=== WHAT YOU ARE ASKED TO DO ===
Transcribe the records below in full; pictures stay out of the copy.

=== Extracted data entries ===
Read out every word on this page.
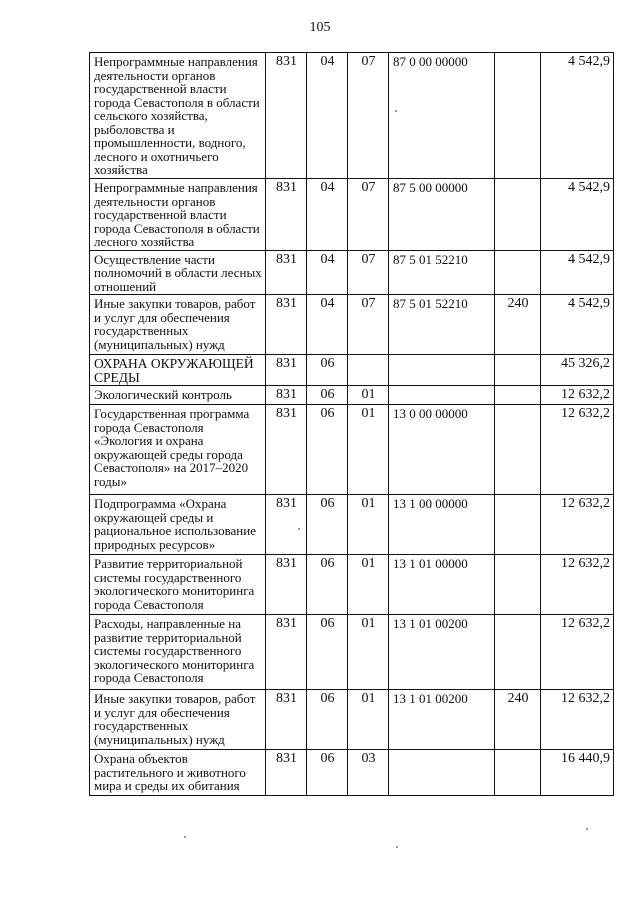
105
Непрограммные направления деятельности органов государственной власти города Севастополя в области сельского хозяйства, рыболовства и промышленности, водного, лесного и охотничьего хозяйства	831	04	07	87 0 00 00000		4 542,9
Непрограммные направления деятельности органов государственной власти города Севастополя в области лесного хозяйства	831	04	07	87 5 00 00000		4 542,9
Осуществление части полномочий в области лесных отношений	831	04	07	87 5 01 52210		4 542,9
Иные закупки товаров, работ и услуг для обеспечения государственных (муниципальных) нужд	831	04	07	87 5 01 52210	240	4 542,9
ОХРАНА ОКРУЖАЮЩЕЙ СРЕДЫ	831	06				45 326,2
Экологический контроль	831	06	01			12 632,2
Государственная программа города Севастополя «Экология и охрана окружающей среды города Севастополя» на 2017–2020 годы»	831	06	01	13 0 00 00000		12 632,2
Подпрограмма «Охрана окружающей среды и рациональное использование природных ресурсов»	831	06	01	13 1 00 00000		12 632,2
Развитие территориальной системы государственного экологического мониторинга города Севастополя	831	06	01	13 1 01 00000		12 632,2
Расходы, направленные на развитие территориальной системы государственного экологического мониторинга города Севастополя	831	06	01	13 1 01 00200		12 632,2
Иные закупки товаров, работ и услуг для обеспечения государственных (муниципальных) нужд	831	06	01	13 1 01 00200	240	12 632,2
Охрана объектов растительного и животного мира и среды их обитания	831	06	03			16 440,9
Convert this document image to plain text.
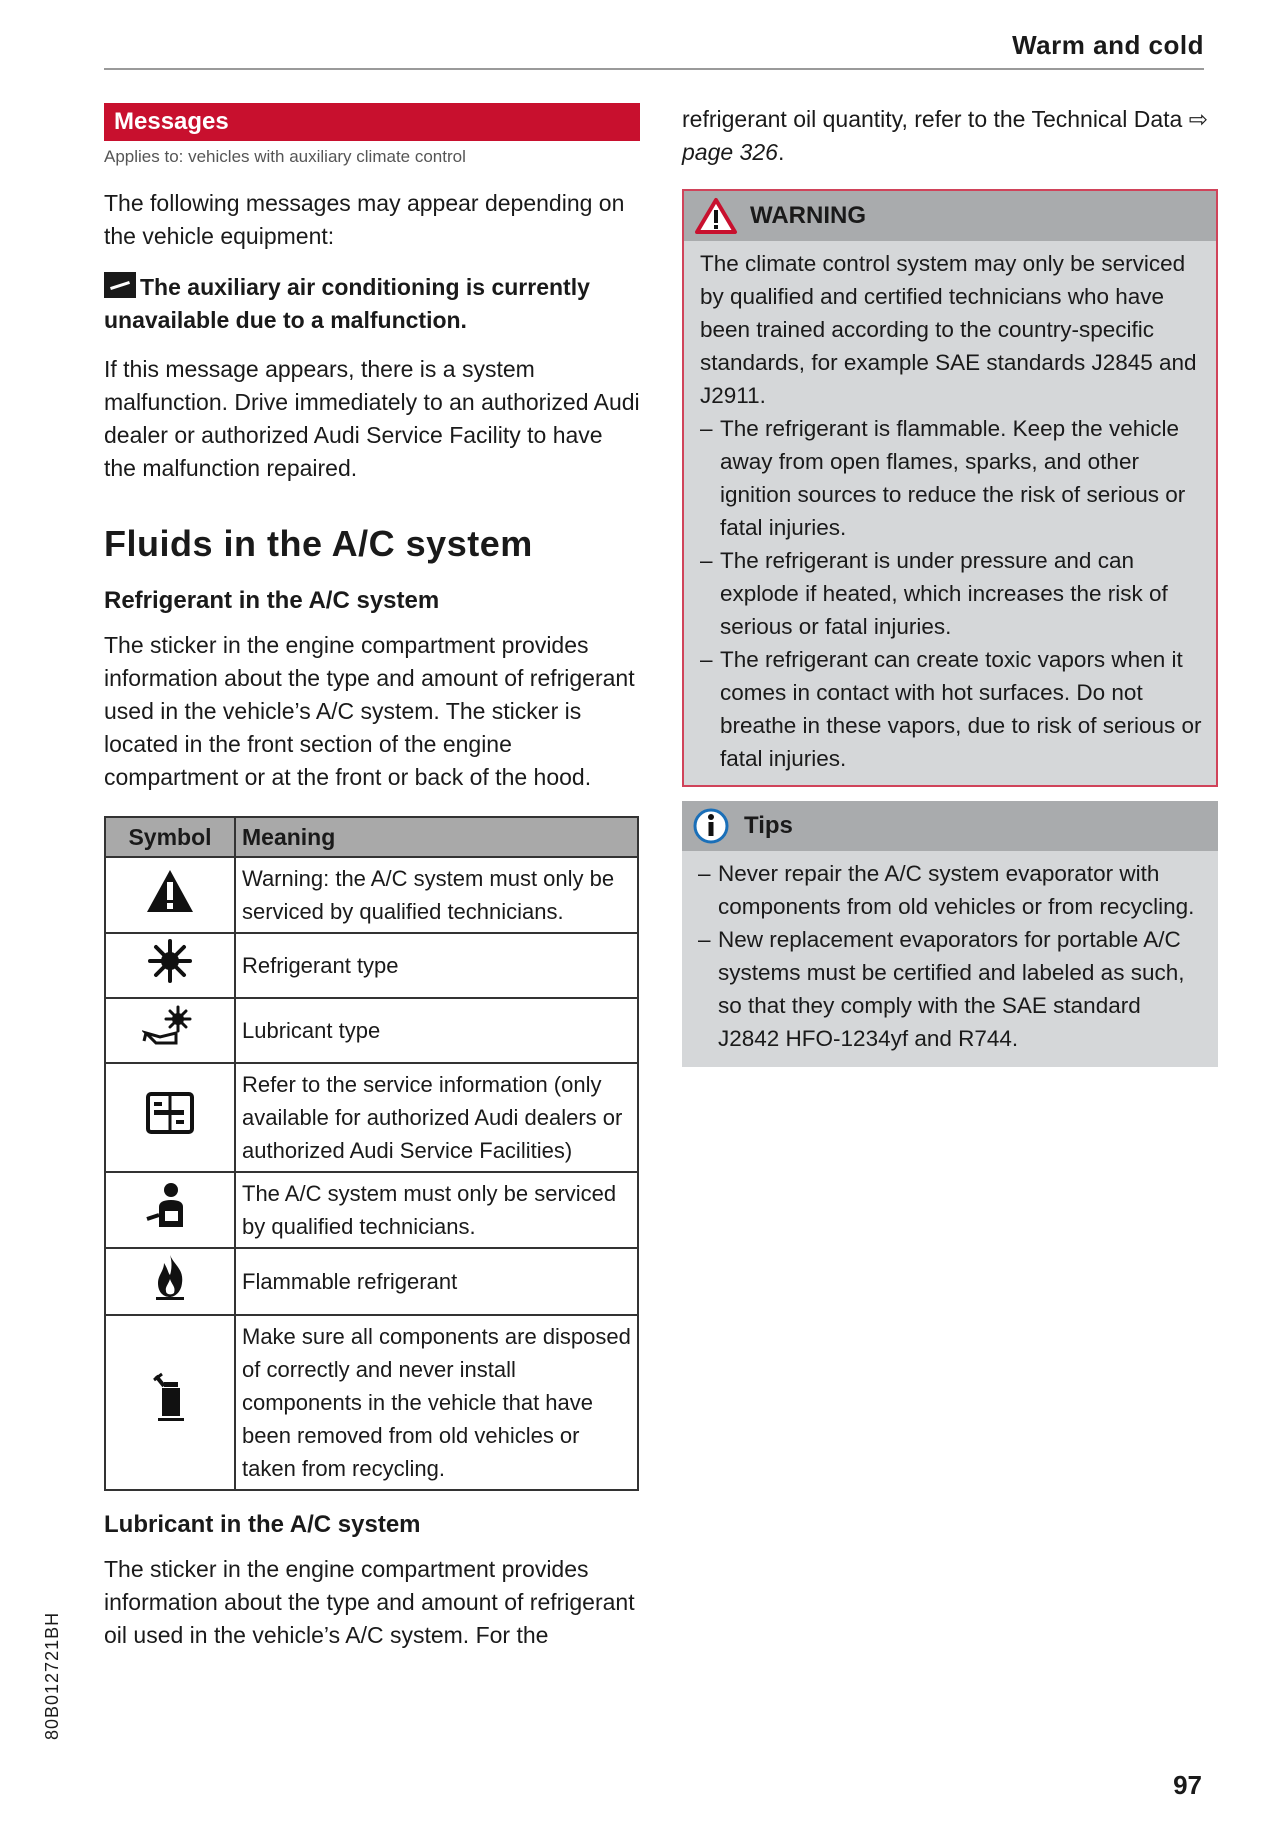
Warm and cold
Messages
Applies to: vehicles with auxiliary climate control

The following messages may appear depending on the vehicle equipment:

The auxiliary air conditioning is currently unavailable due to a malfunction.

If this message appears, there is a system malfunction. Drive immediately to an authorized Audi dealer or authorized Audi Service Facility to have the malfunction repaired.

Fluids in the A/C system
Refrigerant in the A/C system

The sticker in the engine compartment provides information about the type and amount of refrigerant used in the vehicle’s A/C system. The sticker is located in the front section of the engine compartment or at the front or back of the hood.

Symbol	Meaning
	Warning: the A/C system must only be serviced by qualified technicians.
	Refrigerant type
	Lubricant type
	Refer to the service information (only available for authorized Audi dealers or authorized Audi Service Facilities)
	The A/C system must only be serviced by qualified technicians.
	Flammable refrigerant
	Make sure all components are disposed of correctly and never install components in the vehicle that have been removed from old vehicles or taken from recycling.
Lubricant in the A/C system

The sticker in the engine compartment provides information about the type and amount of refrigerant oil used in the vehicle’s A/C system. For the

refrigerant oil quantity, refer to the Technical Data ⇨ page 326.

WARNING

The climate control system may only be serviced by qualified and certified technicians who have been trained according to the country-specific standards, for example SAE standards J2845 and J2911.

– The refrigerant is flammable. Keep the vehicle away from open flames, sparks, and other ignition sources to reduce the risk of serious or fatal injuries.
– The refrigerant is under pressure and can explode if heated, which increases the risk of serious or fatal injuries.
– The refrigerant can create toxic vapors when it comes in contact with hot surfaces. Do not breathe in these vapors, due to risk of serious or fatal injuries.
Tips
– Never repair the A/C system evaporator with components from old vehicles or from recycling.
– New replacement evaporators for portable A/C systems must be certified and labeled as such, so that they comply with the SAE standard J2842 HFO-1234yf and R744.
80B012721BH
97
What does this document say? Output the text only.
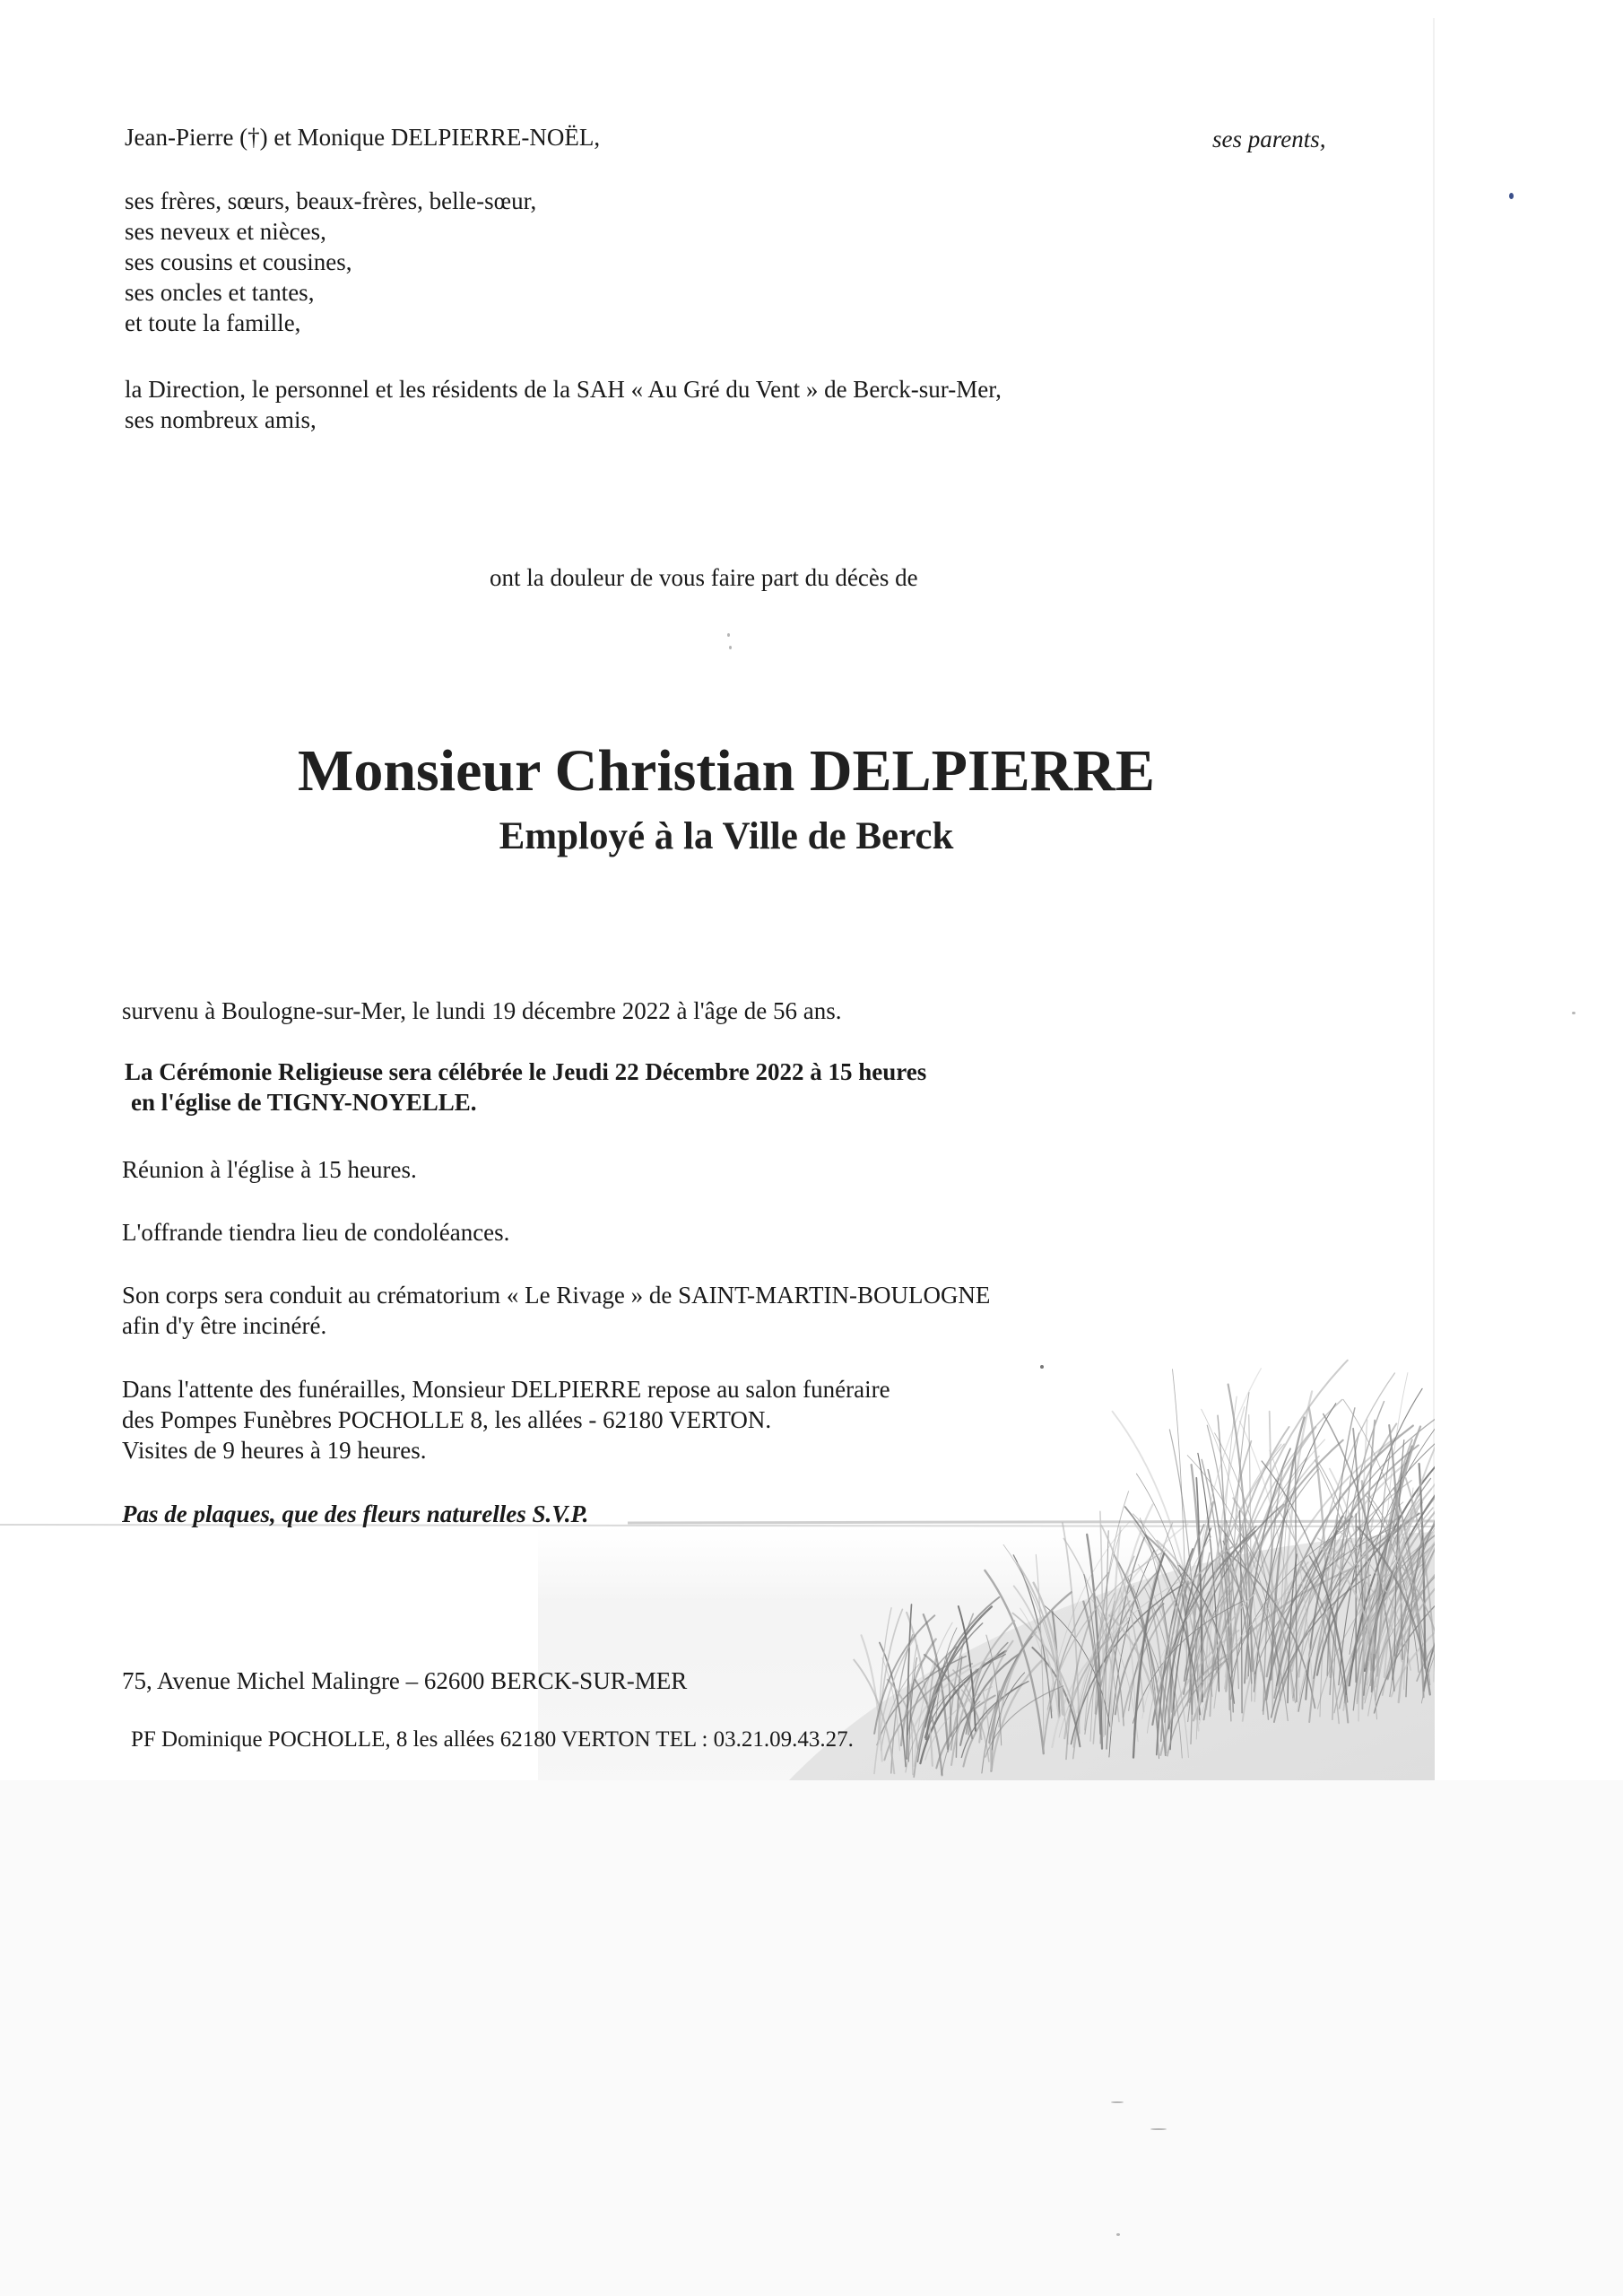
Jean-Pierre (†) et Monique DELPIERRE-NOËL,	ses parents,
ses frères, sœurs, beaux-frères, belle-sœur,
ses neveux et nièces,
ses cousins et cousines,
ses oncles et tantes,
et toute la famille,
la Direction, le personnel et les résidents de la SAH « Au Gré du Vent » de Berck-sur-Mer,
ses nombreux amis,
ont la douleur de vous faire part du décès de
Monsieur Christian DELPIERRE
Employé à la Ville de Berck
survenu à Boulogne-sur-Mer, le lundi 19 décembre 2022 à l'âge de 56 ans.
La Cérémonie Religieuse sera célébrée le Jeudi 22 Décembre 2022 à 15 heures
en l'église de TIGNY-NOYELLE.
Réunion à l'église à 15 heures.
L'offrande tiendra lieu de condoléances.
Son corps sera conduit au crématorium « Le Rivage » de SAINT-MARTIN-BOULOGNE
afin d'y être incinéré.
Dans l'attente des funérailles, Monsieur DELPIERRE repose au salon funéraire
des Pompes Funèbres POCHOLLE 8, les allées - 62180 VERTON.
Visites de 9 heures à 19 heures.
Pas de plaques, que des fleurs naturelles S.V.P.
75, Avenue Michel Malingre – 62600 BERCK-SUR-MER
PF Dominique POCHOLLE, 8 les allées 62180 VERTON TEL : 03.21.09.43.27.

=== FINISHED ANSWER ===
Read out every word on this page.
105
Непрограммные направления деятельности органов государственной власти города Севастополя в области сельского хозяйства, рыболовства и промышленности, водного, лесного и охотничьего хозяйства	831	04	07	87 0 00 00000		4 542,9
Непрограммные направления деятельности органов государственной власти города Севастополя в области лесного хозяйства	831	04	07	87 5 00 00000		4 542,9
Осуществление части полномочий в области лесных отношений	831	04	07	87 5 01 52210		4 542,9
Иные закупки товаров, работ и услуг для обеспечения государственных (муниципальных) нужд	831	04	07	87 5 01 52210	240	4 542,9
ОХРАНА ОКРУЖАЮЩЕЙ СРЕДЫ	831	06				45 326,2
Экологический контроль	831	06	01			12 632,2
Государственная программа города Севастополя «Экология и охрана окружающей среды города Севастополя» на 2017–2020 годы»	831	06	01	13 0 00 00000		12 632,2
Подпрограмма «Охрана окружающей среды и рациональное использование природных ресурсов»	831	06	01	13 1 00 00000		12 632,2
Развитие территориальной системы государственного экологического мониторинга города Севастополя	831	06	01	13 1 01 00000		12 632,2
Расходы, направленные на развитие территориальной системы государственного экологического мониторинга города Севастополя	831	06	01	13 1 01 00200		12 632,2
Иные закупки товаров, работ и услуг для обеспечения государственных (муниципальных) нужд	831	06	01	13 1 01 00200	240	12 632,2
Охрана объектов растительного и животного мира и среды их обитания	831	06	03			16 440,9
Convert this document image to plain text.
Warm and cold
Messages
Applies to: vehicles with auxiliary climate control

The following messages may appear depending on the vehicle equipment:

The auxiliary air conditioning is currently unavailable due to a malfunction.

If this message appears, there is a system malfunction. Drive immediately to an authorized Audi dealer or authorized Audi Service Facility to have the malfunction repaired.

Fluids in the A/C system
Refrigerant in the A/C system

The sticker in the engine compartment provides information about the type and amount of refrigerant used in the vehicle’s A/C system. The sticker is located in the front section of the engine compartment or at the front or back of the hood.

Symbol	Meaning
	Warning: the A/C system must only be serviced by qualified technicians.
	Refrigerant type
	Lubricant type
	Refer to the service information (only available for authorized Audi dealers or authorized Audi Service Facilities)
	The A/C system must only be serviced by qualified technicians.
	Flammable refrigerant
	Make sure all components are disposed of correctly and never install components in the vehicle that have been removed from old vehicles or taken from recycling.
Lubricant in the A/C system

The sticker in the engine compartment provides information about the type and amount of refrigerant oil used in the vehicle’s A/C system. For the

refrigerant oil quantity, refer to the Technical Data ⇨ page 326.

WARNING

The climate control system may only be serviced by qualified and certified technicians who have been trained according to the country-specific standards, for example SAE standards J2845 and J2911.

– The refrigerant is flammable. Keep the vehicle away from open flames, sparks, and other ignition sources to reduce the risk of serious or fatal injuries.
– The refrigerant is under pressure and can explode if heated, which increases the risk of serious or fatal injuries.
– The refrigerant can create toxic vapors when it comes in contact with hot surfaces. Do not breathe in these vapors, due to risk of serious or fatal injuries.
Tips
– Never repair the A/C system evaporator with components from old vehicles or from recycling.
– New replacement evaporators for portable A/C systems must be certified and labeled as such, so that they comply with the SAE standard J2842 HFO-1234yf and R744.
80B012721BH
97
What does this document say? Output the text only.
Jean-Pierre (†) et Monique DELPIERRE-NOËL,	ses parents,
ses frères, sœurs, beaux-frères, belle-sœur,
ses neveux et nièces,
ses cousins et cousines,
ses oncles et tantes,
et toute la famille,
la Direction, le personnel et les résidents de la SAH « Au Gré du Vent » de Berck-sur-Mer,
ses nombreux amis,
ont la douleur de vous faire part du décès de
Monsieur Christian DELPIERRE
Employé à la Ville de Berck
survenu à Boulogne-sur-Mer, le lundi 19 décembre 2022 à l'âge de 56 ans.
La Cérémonie Religieuse sera célébrée le Jeudi 22 Décembre 2022 à 15 heures
en l'église de TIGNY-NOYELLE.
Réunion à l'église à 15 heures.
L'offrande tiendra lieu de condoléances.
Son corps sera conduit au crématorium « Le Rivage » de SAINT-MARTIN-BOULOGNE
afin d'y être incinéré.
Dans l'attente des funérailles, Monsieur DELPIERRE repose au salon funéraire
des Pompes Funèbres POCHOLLE 8, les allées - 62180 VERTON.
Visites de 9 heures à 19 heures.
Pas de plaques, que des fleurs naturelles S.V.P.
75, Avenue Michel Malingre – 62600 BERCK-SUR-MER
PF Dominique POCHOLLE, 8 les allées 62180 VERTON TEL : 03.21.09.43.27.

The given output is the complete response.